* **What you are asked to do**
Retype the material that follows, keeping every word as it is.

:: Supplied records

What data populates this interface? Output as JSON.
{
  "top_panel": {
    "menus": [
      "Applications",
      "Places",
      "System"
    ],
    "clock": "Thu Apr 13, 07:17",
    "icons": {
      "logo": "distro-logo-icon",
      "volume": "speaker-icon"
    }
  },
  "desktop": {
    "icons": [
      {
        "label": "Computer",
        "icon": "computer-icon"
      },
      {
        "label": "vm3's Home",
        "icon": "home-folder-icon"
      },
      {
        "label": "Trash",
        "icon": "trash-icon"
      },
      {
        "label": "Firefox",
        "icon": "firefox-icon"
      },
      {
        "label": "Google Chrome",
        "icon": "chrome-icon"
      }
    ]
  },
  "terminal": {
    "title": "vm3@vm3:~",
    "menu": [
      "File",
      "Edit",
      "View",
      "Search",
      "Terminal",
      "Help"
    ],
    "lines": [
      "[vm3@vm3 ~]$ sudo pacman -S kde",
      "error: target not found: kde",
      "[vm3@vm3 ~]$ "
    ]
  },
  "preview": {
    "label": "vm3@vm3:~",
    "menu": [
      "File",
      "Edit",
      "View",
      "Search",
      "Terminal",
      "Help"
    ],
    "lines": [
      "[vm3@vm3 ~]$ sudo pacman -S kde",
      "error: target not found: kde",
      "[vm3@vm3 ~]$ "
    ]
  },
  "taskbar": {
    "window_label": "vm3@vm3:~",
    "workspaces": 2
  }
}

::::

* **Task response**
What data populates this interface? Output as JSON.
{
  "top_panel": {
    "menus": [
      "Applications",
      "Places",
      "System"
    ],
    "clock": "Thu Apr 13, 07:17",
    "icons": {
      "logo": "distro-logo-icon",
      "volume": "speaker-icon"
    }
  },
  "desktop": {
    "icons": [
      {
        "label": "Computer",
        "icon": "computer-icon"
      },
      {
        "label": "vm3's Home",
        "icon": "home-folder-icon"
      },
      {
        "label": "Trash",
        "icon": "trash-icon"
      },
      {
        "label": "Firefox",
        "icon": "firefox-icon"
      },
      {
        "label": "Google Chrome",
        "icon": "chrome-icon"
      }
    ]
  },
  "terminal": {
    "title": "vm3@vm3:~",
    "menu": [
      "File",
      "Edit",
      "View",
      "Search",
      "Terminal",
      "Help"
    ],
    "lines": [
      "[vm3@vm3 ~]$ sudo pacman -S kde",
      "error: target not found: kde",
      "[vm3@vm3 ~]$ "
    ]
  },
  "preview": {
    "label": "vm3@vm3:~",
    "menu": [
      "File",
      "Edit",
      "View",
      "Search",
      "Terminal",
      "Help"
    ],
    "lines": [
      "[vm3@vm3 ~]$ sudo pacman -S kde",
      "error: target not found: kde",
      "[vm3@vm3 ~]$ "
    ]
  },
  "taskbar": {
    "window_label": "vm3@vm3:~",
    "workspaces": 2
  }
}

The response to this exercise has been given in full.